## Objective:
State how many lines of the entries hold the string "stages", and output nothing but that count.

====== Data lines ======

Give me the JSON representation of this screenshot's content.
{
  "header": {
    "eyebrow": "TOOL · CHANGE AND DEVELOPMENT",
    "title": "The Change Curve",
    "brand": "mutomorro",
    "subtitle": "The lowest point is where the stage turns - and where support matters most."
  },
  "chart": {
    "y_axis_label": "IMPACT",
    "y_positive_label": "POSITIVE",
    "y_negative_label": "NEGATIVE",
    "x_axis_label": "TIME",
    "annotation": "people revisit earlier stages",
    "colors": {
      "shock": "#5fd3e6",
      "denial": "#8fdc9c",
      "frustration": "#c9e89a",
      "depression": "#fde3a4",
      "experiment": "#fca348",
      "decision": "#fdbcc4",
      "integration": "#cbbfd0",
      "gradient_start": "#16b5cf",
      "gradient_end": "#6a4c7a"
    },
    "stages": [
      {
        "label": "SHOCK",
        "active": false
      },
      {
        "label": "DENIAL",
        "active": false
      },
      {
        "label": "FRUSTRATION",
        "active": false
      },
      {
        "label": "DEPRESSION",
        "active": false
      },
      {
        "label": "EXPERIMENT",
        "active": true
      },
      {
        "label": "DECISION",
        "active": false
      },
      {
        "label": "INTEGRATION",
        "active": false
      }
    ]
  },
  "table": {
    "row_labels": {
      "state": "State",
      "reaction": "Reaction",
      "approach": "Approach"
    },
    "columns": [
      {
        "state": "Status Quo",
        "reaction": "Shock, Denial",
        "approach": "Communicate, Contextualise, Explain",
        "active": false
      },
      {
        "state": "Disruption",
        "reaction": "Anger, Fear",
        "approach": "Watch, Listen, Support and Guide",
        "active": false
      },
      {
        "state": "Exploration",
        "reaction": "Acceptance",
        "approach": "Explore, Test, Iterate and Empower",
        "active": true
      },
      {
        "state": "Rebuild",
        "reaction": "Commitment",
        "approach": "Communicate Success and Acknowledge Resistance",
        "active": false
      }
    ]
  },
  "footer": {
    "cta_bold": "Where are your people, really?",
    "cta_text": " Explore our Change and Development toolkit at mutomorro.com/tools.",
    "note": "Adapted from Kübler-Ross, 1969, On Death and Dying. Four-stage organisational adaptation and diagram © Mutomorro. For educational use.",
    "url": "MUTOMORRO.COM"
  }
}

======

## Written reply:
2